**MATERIAL SUPPLIED**
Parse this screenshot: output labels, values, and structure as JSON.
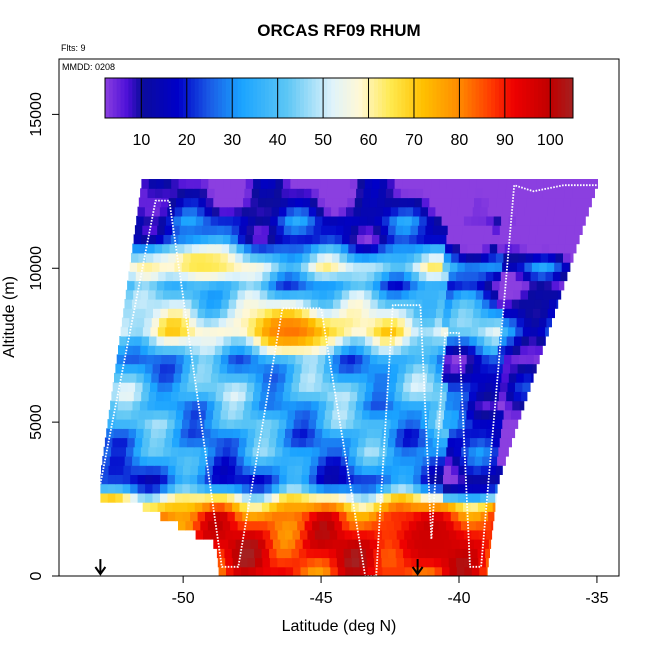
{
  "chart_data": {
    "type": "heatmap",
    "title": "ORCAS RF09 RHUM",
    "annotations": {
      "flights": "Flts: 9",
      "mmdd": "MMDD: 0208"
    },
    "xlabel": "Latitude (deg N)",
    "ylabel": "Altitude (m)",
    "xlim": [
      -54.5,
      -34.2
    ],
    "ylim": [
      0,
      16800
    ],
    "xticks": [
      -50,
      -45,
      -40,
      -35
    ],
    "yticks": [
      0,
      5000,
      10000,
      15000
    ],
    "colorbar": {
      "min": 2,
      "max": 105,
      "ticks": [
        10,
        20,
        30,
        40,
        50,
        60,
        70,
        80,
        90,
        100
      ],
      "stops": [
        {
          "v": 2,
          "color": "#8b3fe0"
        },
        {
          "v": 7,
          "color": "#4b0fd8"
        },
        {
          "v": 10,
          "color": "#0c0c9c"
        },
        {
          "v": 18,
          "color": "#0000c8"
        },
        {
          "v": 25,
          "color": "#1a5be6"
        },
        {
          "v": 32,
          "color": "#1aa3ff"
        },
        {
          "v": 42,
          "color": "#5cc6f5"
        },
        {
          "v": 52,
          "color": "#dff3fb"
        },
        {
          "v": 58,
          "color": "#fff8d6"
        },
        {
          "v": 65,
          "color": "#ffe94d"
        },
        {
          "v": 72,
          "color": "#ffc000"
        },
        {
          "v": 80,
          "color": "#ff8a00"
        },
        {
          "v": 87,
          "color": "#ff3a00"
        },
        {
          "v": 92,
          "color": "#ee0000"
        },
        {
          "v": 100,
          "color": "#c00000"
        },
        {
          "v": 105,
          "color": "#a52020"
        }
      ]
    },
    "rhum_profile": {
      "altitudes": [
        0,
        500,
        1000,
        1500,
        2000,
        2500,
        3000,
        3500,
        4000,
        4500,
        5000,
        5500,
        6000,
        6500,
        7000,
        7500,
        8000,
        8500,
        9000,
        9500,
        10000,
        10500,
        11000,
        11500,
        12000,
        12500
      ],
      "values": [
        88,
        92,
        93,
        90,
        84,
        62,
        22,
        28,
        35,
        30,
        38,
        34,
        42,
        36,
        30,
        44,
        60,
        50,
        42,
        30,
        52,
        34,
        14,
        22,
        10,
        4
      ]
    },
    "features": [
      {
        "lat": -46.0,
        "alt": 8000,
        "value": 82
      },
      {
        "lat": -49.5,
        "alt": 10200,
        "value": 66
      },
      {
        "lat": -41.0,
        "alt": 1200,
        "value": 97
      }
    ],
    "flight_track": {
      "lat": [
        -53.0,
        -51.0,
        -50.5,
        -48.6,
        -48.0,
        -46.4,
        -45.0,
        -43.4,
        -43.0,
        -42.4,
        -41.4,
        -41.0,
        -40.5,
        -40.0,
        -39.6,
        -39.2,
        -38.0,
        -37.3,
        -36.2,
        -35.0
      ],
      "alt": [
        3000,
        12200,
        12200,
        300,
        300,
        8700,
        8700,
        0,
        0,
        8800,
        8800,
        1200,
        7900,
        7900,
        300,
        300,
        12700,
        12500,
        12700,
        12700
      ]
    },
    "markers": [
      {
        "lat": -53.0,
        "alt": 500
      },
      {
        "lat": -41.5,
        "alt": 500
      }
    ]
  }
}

--

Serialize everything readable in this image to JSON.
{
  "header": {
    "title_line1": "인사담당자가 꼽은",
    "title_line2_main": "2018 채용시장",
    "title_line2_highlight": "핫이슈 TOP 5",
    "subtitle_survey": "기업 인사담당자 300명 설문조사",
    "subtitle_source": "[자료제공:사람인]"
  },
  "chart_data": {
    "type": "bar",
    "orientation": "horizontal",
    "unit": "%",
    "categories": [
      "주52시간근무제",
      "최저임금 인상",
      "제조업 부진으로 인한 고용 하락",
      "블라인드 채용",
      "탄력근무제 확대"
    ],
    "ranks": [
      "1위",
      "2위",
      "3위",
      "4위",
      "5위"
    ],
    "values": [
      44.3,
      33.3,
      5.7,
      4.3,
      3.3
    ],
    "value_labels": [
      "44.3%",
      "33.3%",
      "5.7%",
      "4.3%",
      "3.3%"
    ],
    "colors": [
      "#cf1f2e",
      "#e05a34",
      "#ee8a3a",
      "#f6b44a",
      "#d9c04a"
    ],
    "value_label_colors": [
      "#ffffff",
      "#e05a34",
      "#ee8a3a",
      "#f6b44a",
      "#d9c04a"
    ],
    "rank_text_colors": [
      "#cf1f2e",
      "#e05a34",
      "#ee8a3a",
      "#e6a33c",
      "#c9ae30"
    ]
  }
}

**GIVEN REQUEST**
Your task is to collect every line above that contains the word "this".

**EXERCISE ANSWER**
Parse this screenshot: output labels, values, and structure as JSON.
Serialize everything readable in this image to JSON.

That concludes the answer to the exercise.